**INSTRUCTIONS FOR THE TASK**
Filter the records below and copy every line containing the word "background".

**DATASET RECORDS**
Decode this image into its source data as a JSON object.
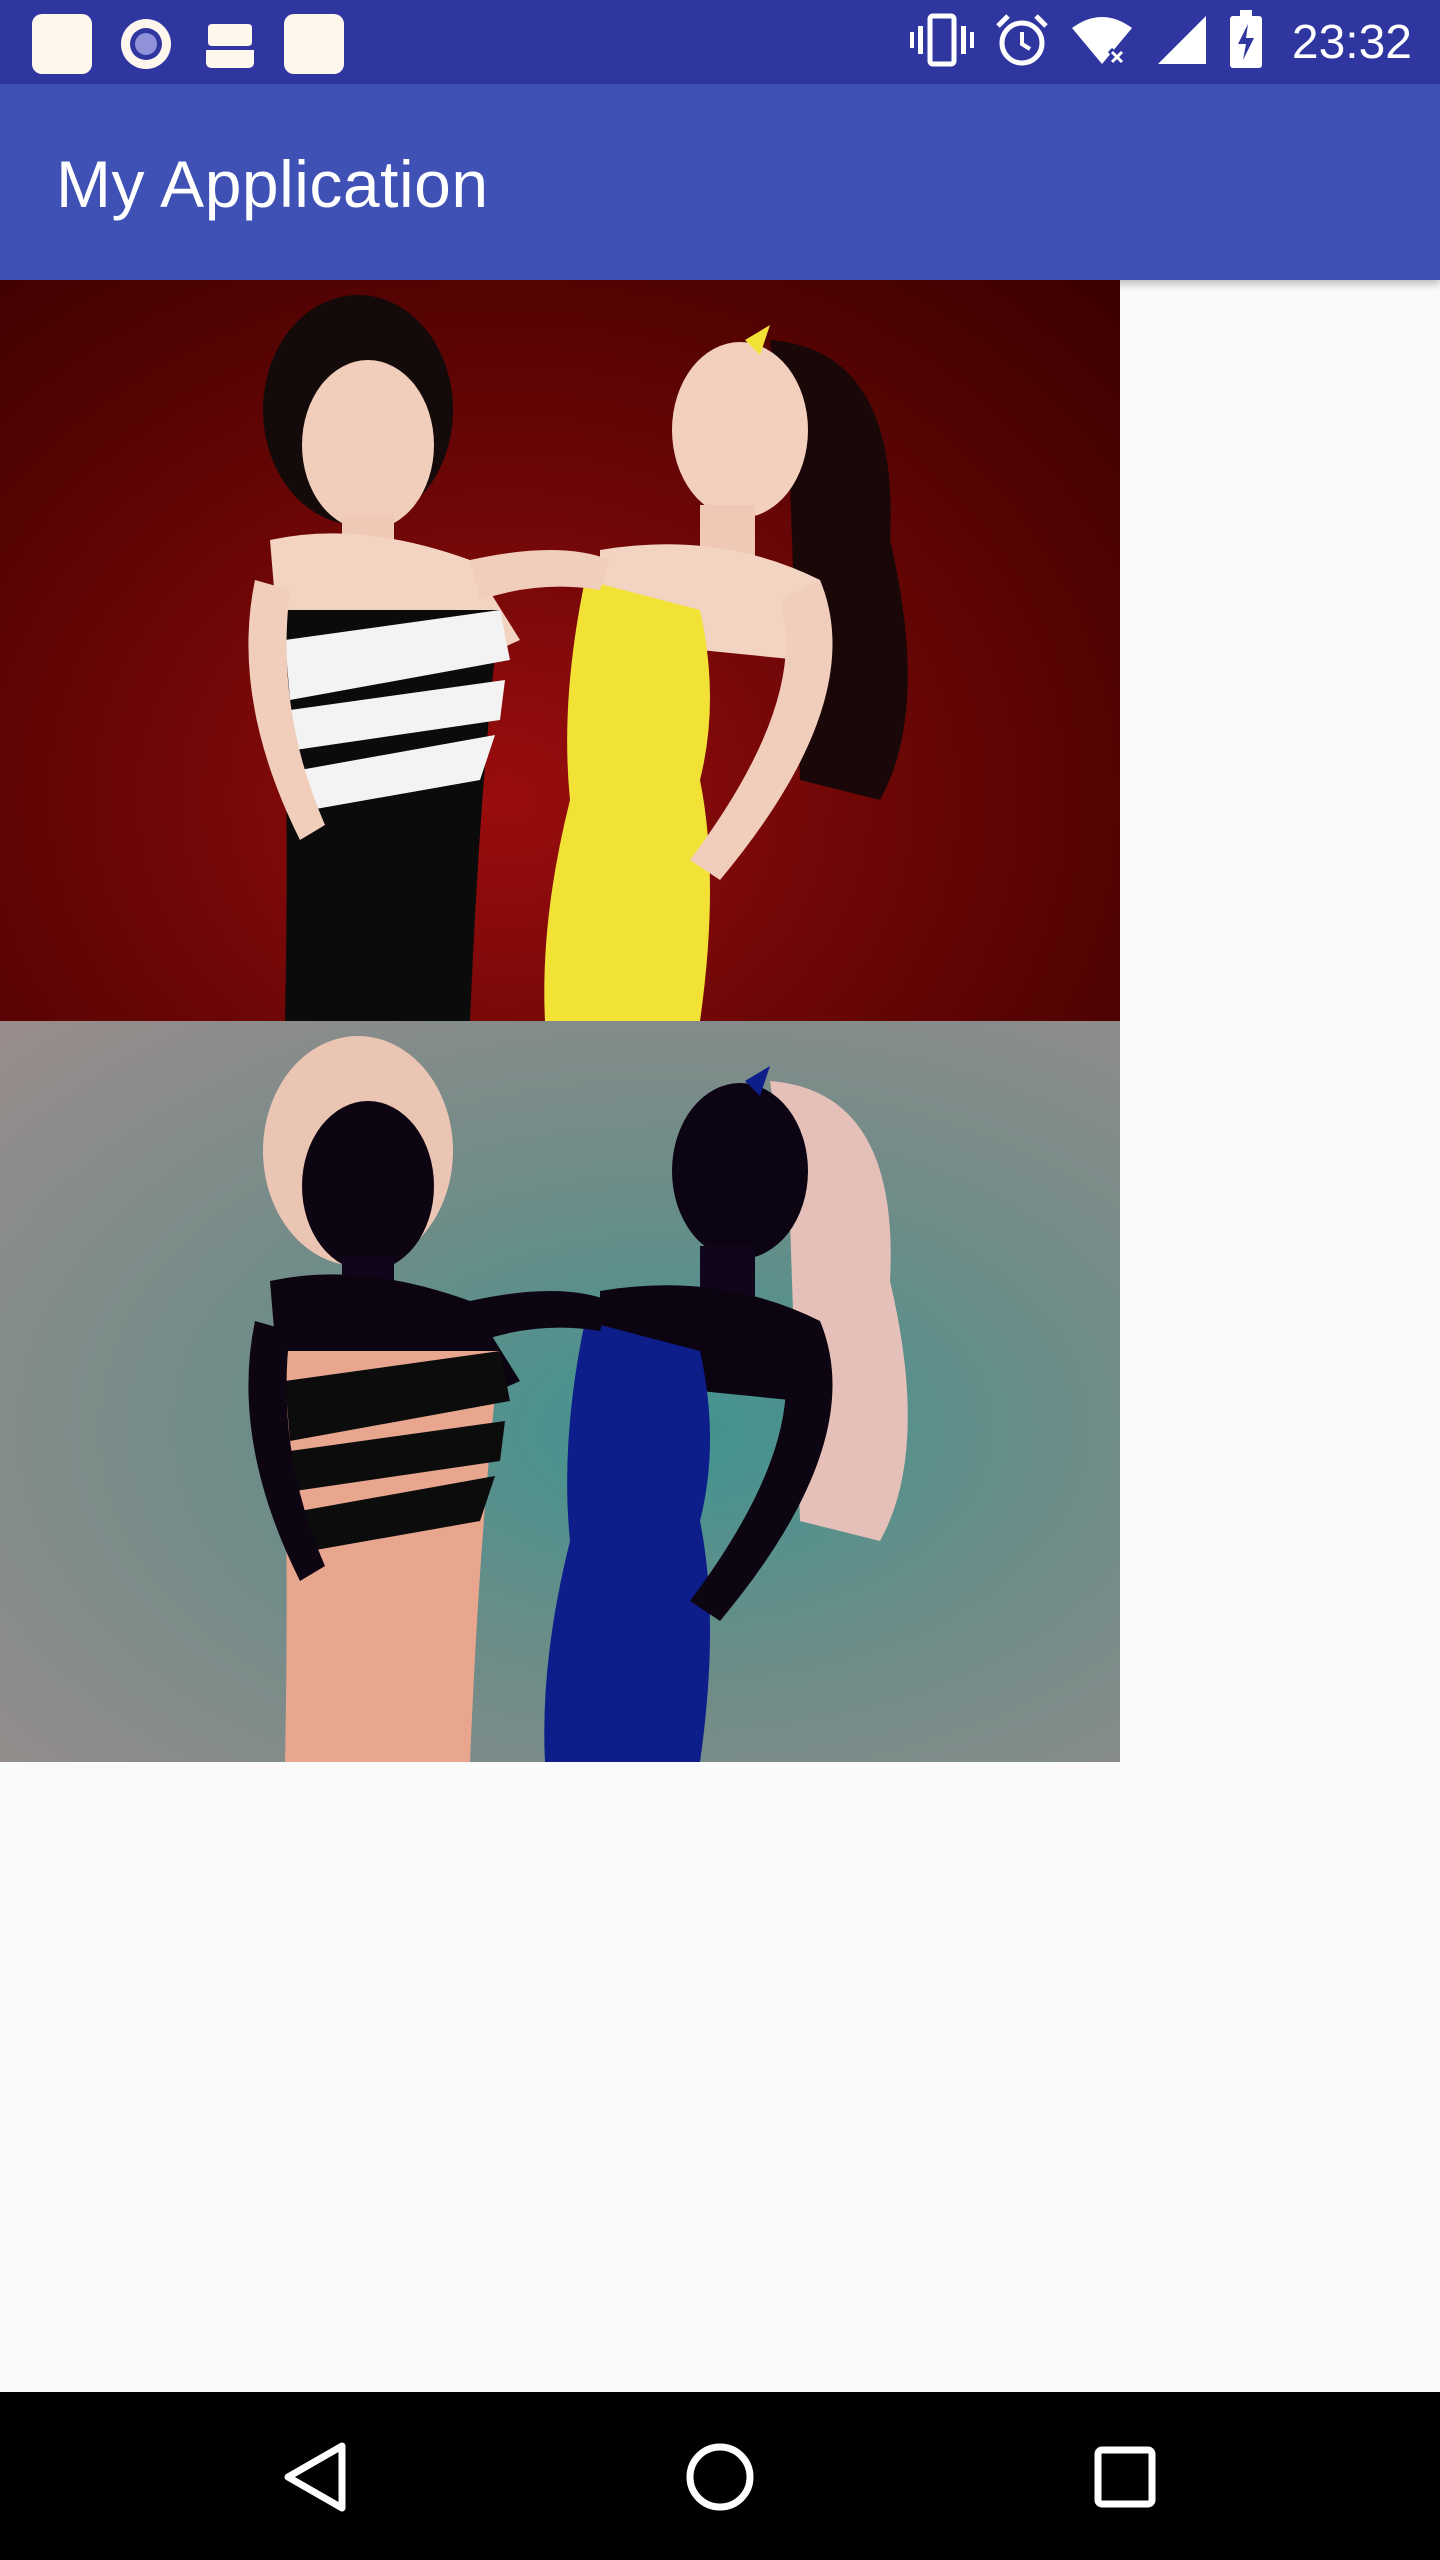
{
  "status_bar": {
    "time": "23:32",
    "background": "#3036a0",
    "left_icons": [
      "notification-app-icon",
      "notification-target-icon",
      "notification-android-icon",
      "notification-app-icon-2"
    ],
    "right_icons": [
      "vibrate-icon",
      "alarm-icon",
      "wifi-icon",
      "cell-signal-icon",
      "battery-charging-icon"
    ]
  },
  "app_bar": {
    "title": "My Application",
    "background": "#3f51b5"
  },
  "images": {
    "original": {
      "background": "#6a0606"
    },
    "inverted": {
      "background": "#6f8c88"
    }
  },
  "nav_bar": {
    "buttons": [
      "back-icon",
      "home-icon",
      "recents-icon"
    ],
    "background": "#000000"
  }
}
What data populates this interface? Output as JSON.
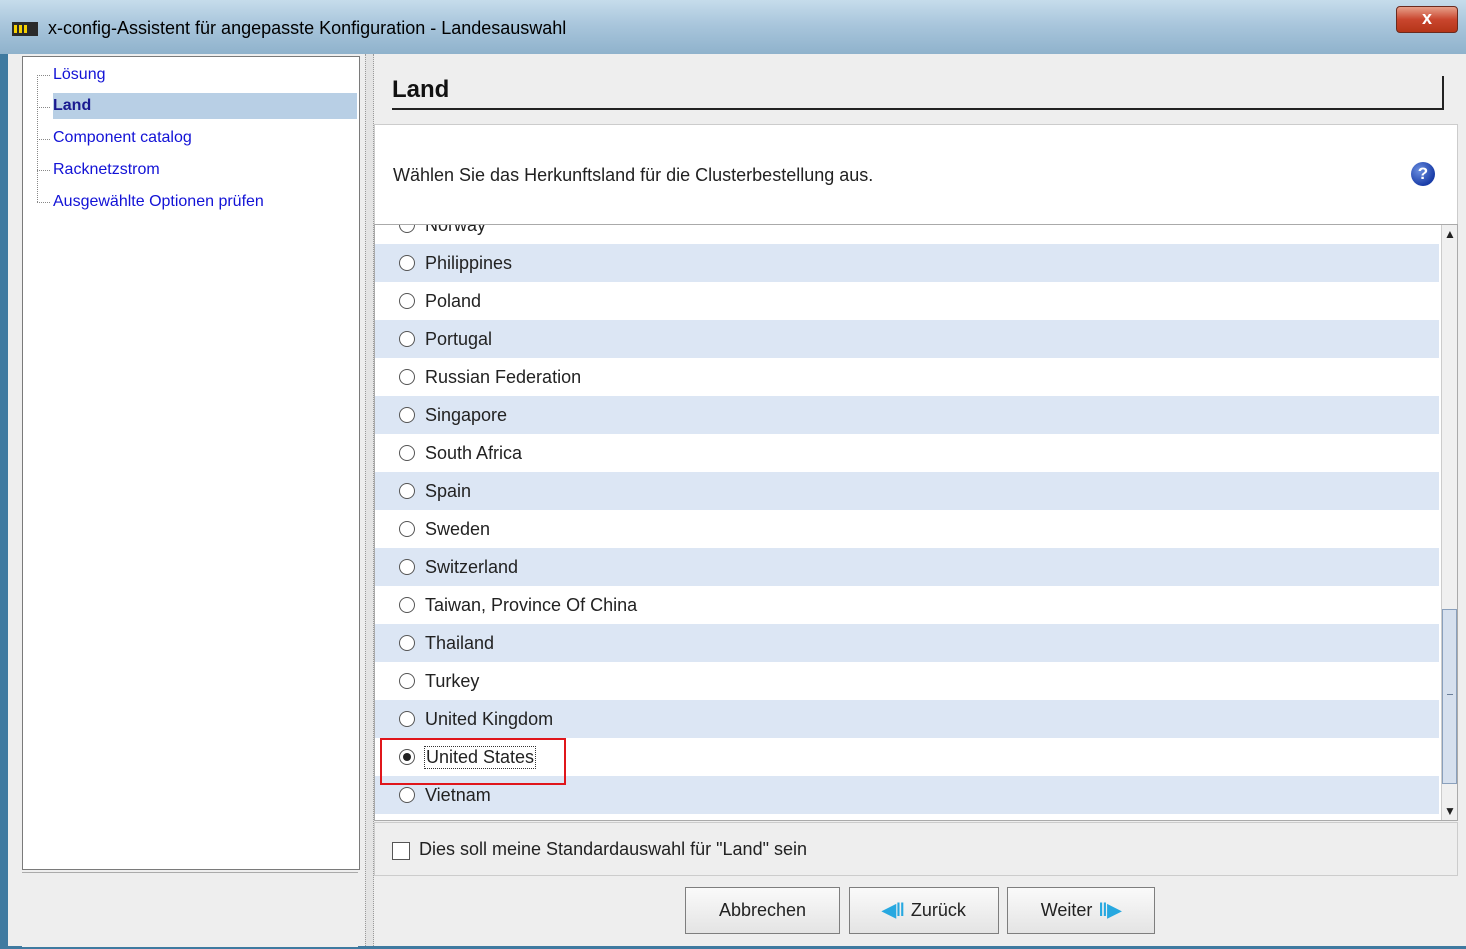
{
  "window": {
    "title": "x-config-Assistent für angepasste Konfiguration - Landesauswahl",
    "close_label": "x"
  },
  "tree": {
    "items": [
      {
        "label": "Lösung",
        "selected": false
      },
      {
        "label": "Land",
        "selected": true
      },
      {
        "label": "Component catalog",
        "selected": false
      },
      {
        "label": "Racknetzstrom",
        "selected": false
      },
      {
        "label": "Ausgewählte Optionen prüfen",
        "selected": false
      }
    ]
  },
  "header": {
    "title": "Land"
  },
  "description": {
    "text": "Wählen Sie das Herkunftsland für die Clusterbestellung aus.",
    "help_icon": "question-circle-icon"
  },
  "countries": {
    "items": [
      {
        "label": "Norway",
        "selected": false
      },
      {
        "label": "Philippines",
        "selected": false
      },
      {
        "label": "Poland",
        "selected": false
      },
      {
        "label": "Portugal",
        "selected": false
      },
      {
        "label": "Russian Federation",
        "selected": false
      },
      {
        "label": "Singapore",
        "selected": false
      },
      {
        "label": "South Africa",
        "selected": false
      },
      {
        "label": "Spain",
        "selected": false
      },
      {
        "label": "Sweden",
        "selected": false
      },
      {
        "label": "Switzerland",
        "selected": false
      },
      {
        "label": "Taiwan, Province Of China",
        "selected": false
      },
      {
        "label": "Thailand",
        "selected": false
      },
      {
        "label": "Turkey",
        "selected": false
      },
      {
        "label": "United Kingdom",
        "selected": false
      },
      {
        "label": "United States",
        "selected": true
      },
      {
        "label": "Vietnam",
        "selected": false
      }
    ]
  },
  "default_option": {
    "label": "Dies soll meine Standardauswahl für \"Land\" sein",
    "checked": false
  },
  "buttons": {
    "cancel": "Abbrechen",
    "back": "Zurück",
    "next": "Weiter"
  },
  "colors": {
    "highlight": "#e0161b",
    "tree_link": "#1212d6",
    "row_shade": "#dce6f4"
  }
}
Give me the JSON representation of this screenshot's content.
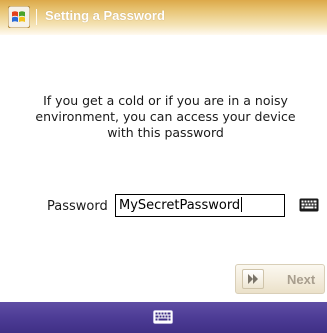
{
  "window": {
    "title": "Setting a Password",
    "icon": "windows-flag-icon"
  },
  "message": "If you get a cold or if you are in a noisy environment, you can access your device with this password",
  "password": {
    "label": "Password",
    "value": "MySecretPassword",
    "keyboard_icon": "keyboard-icon"
  },
  "next_button": {
    "label": "Next",
    "icon": "double-arrow-right-icon"
  },
  "bottom_bar": {
    "keyboard_icon": "keyboard-icon"
  },
  "colors": {
    "title_bar": "#e0b55c",
    "bottom_bar": "#4d3c95",
    "next_label": "#a89e8e"
  }
}
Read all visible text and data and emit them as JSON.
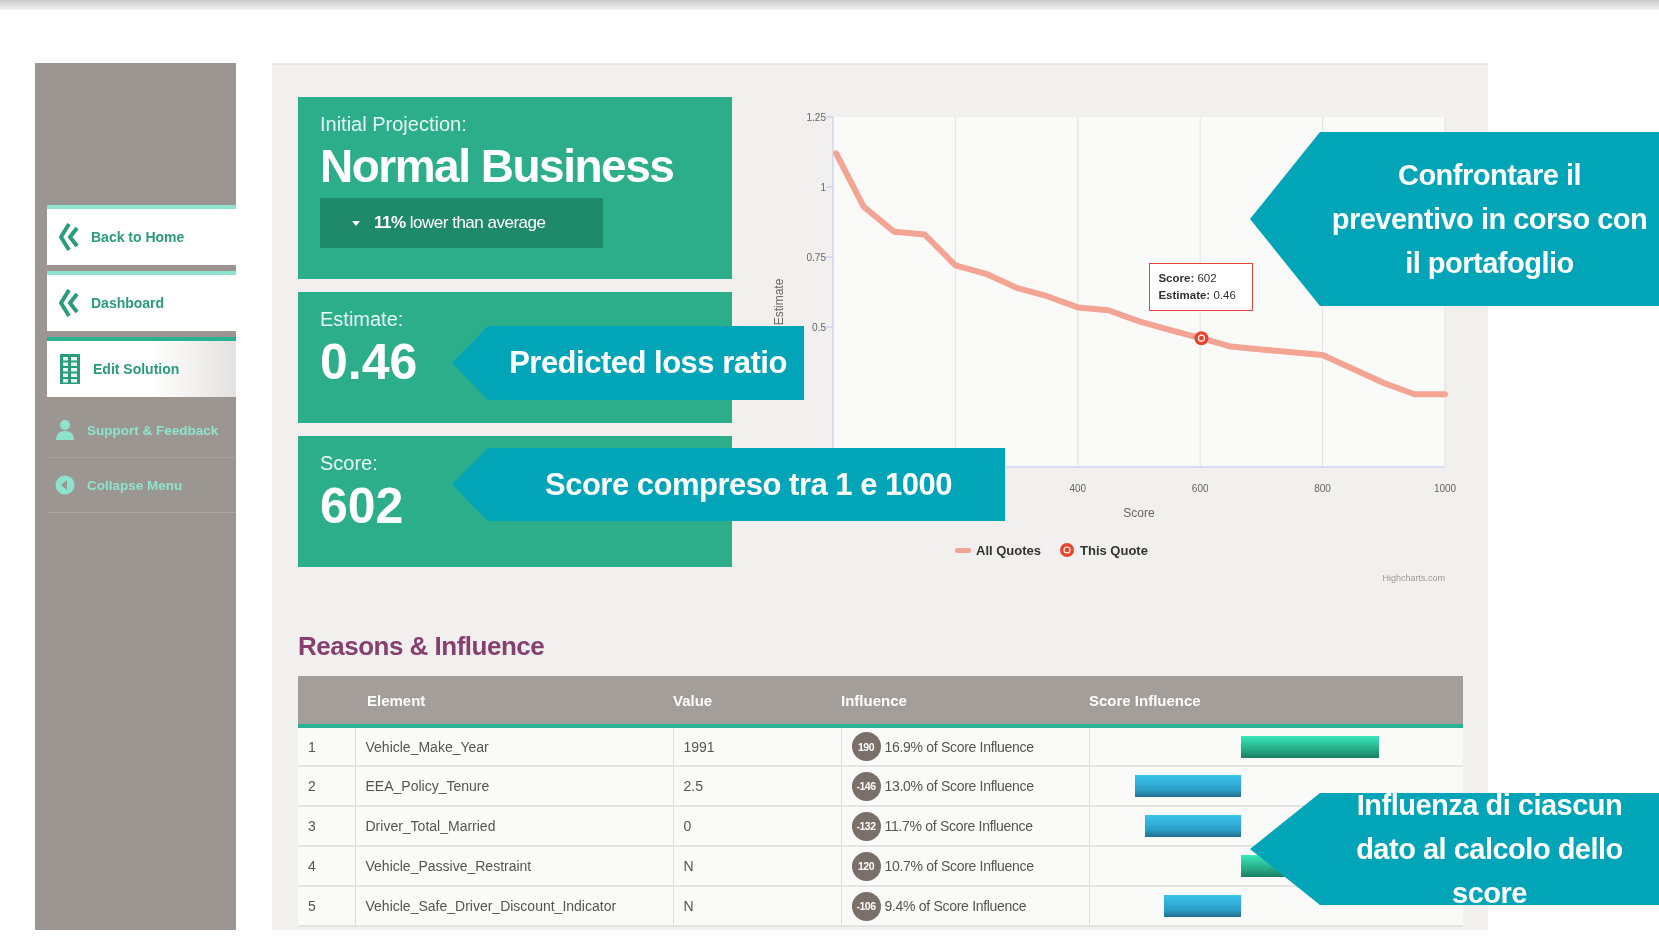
{
  "sidebar": {
    "items": [
      {
        "label": "Back to Home",
        "kind": "chevrons",
        "boxed": true,
        "selected": false
      },
      {
        "label": "Dashboard",
        "kind": "chevrons",
        "boxed": true,
        "selected": false
      },
      {
        "label": "Edit Solution",
        "kind": "sheet",
        "boxed": true,
        "selected": true
      },
      {
        "label": "Support & Feedback",
        "kind": "person",
        "boxed": false,
        "selected": false
      },
      {
        "label": "Collapse Menu",
        "kind": "collapse",
        "boxed": false,
        "selected": false
      }
    ]
  },
  "projection": {
    "label": "Initial Projection:",
    "value": "Normal Business",
    "trend": "**11%** lower than average"
  },
  "estimate": {
    "label": "Estimate:",
    "value": "0.46"
  },
  "score": {
    "label": "Score:",
    "value": "602"
  },
  "chart": {
    "tooltip": [
      "**Score:** 602",
      "**Estimate:** 0.46"
    ],
    "credit": "Highcharts.com",
    "chart_data": {
      "type": "line",
      "xlabel": "Score",
      "ylabel": "Estimate",
      "xlim": [
        0,
        1000
      ],
      "ylim": [
        0,
        1.25
      ],
      "xticks": [
        400,
        600,
        800,
        1000
      ],
      "yticks": [
        0.5,
        0.75,
        1,
        1.25
      ],
      "grid": {
        "x": true,
        "y": false
      },
      "legend": true,
      "x": [
        5,
        50,
        100,
        150,
        200,
        250,
        300,
        350,
        400,
        450,
        500,
        550,
        600,
        602,
        650,
        700,
        750,
        800,
        850,
        900,
        950,
        1000
      ],
      "series": [
        {
          "name": "All Quotes",
          "color": "#f4a493",
          "type": "line",
          "values": [
            1.12,
            0.93,
            0.84,
            0.83,
            0.72,
            0.69,
            0.64,
            0.61,
            0.57,
            0.56,
            0.52,
            0.49,
            0.46,
            0.46,
            0.43,
            0.42,
            0.41,
            0.4,
            0.35,
            0.3,
            0.26,
            0.26
          ]
        },
        {
          "name": "This Quote",
          "color": "#e8452c",
          "type": "scatter",
          "values": [
            null,
            null,
            null,
            null,
            null,
            null,
            null,
            null,
            null,
            null,
            null,
            null,
            null,
            0.46,
            null,
            null,
            null,
            null,
            null,
            null,
            null,
            null
          ]
        }
      ]
    }
  },
  "reasons": {
    "title": "Reasons & Influence",
    "table": {
      "columns": [
        "Element",
        "Value",
        "Influence",
        "Score Influence"
      ],
      "rows": [
        {
          "rank": "1",
          "element": "Vehicle_Make_Year",
          "value": "1991",
          "influence": "190",
          "share": "16.9% of Score Influence"
        },
        {
          "rank": "2",
          "element": "EEA_Policy_Tenure",
          "value": "2.5",
          "influence": "-146",
          "share": "13.0% of Score Influence"
        },
        {
          "rank": "3",
          "element": "Driver_Total_Married",
          "value": "0",
          "influence": "-132",
          "share": "11.7% of Score Influence"
        },
        {
          "rank": "4",
          "element": "Vehicle_Passive_Restraint",
          "value": "N",
          "influence": "120",
          "share": "10.7% of Score Influence"
        },
        {
          "rank": "5",
          "element": "Vehicle_Safe_Driver_Discount_Indicator",
          "value": "N",
          "influence": "-106",
          "share": "9.4% of Score Influence"
        }
      ]
    }
  },
  "callouts": [
    {
      "text": "Predicted loss ratio"
    },
    {
      "text": "Score compreso tra 1 e 1000"
    },
    {
      "text": "Confrontare il preventivo in corso con il portafoglio"
    },
    {
      "text": "Influenza di ciascun dato al calcolo dello score"
    }
  ]
}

**THE RESPONSE**
    "background": "#3036a0",
    "background": "#3f51b5"
      "background": "#6a0606"
      "background": "#6f8c88"
    "background": "#000000"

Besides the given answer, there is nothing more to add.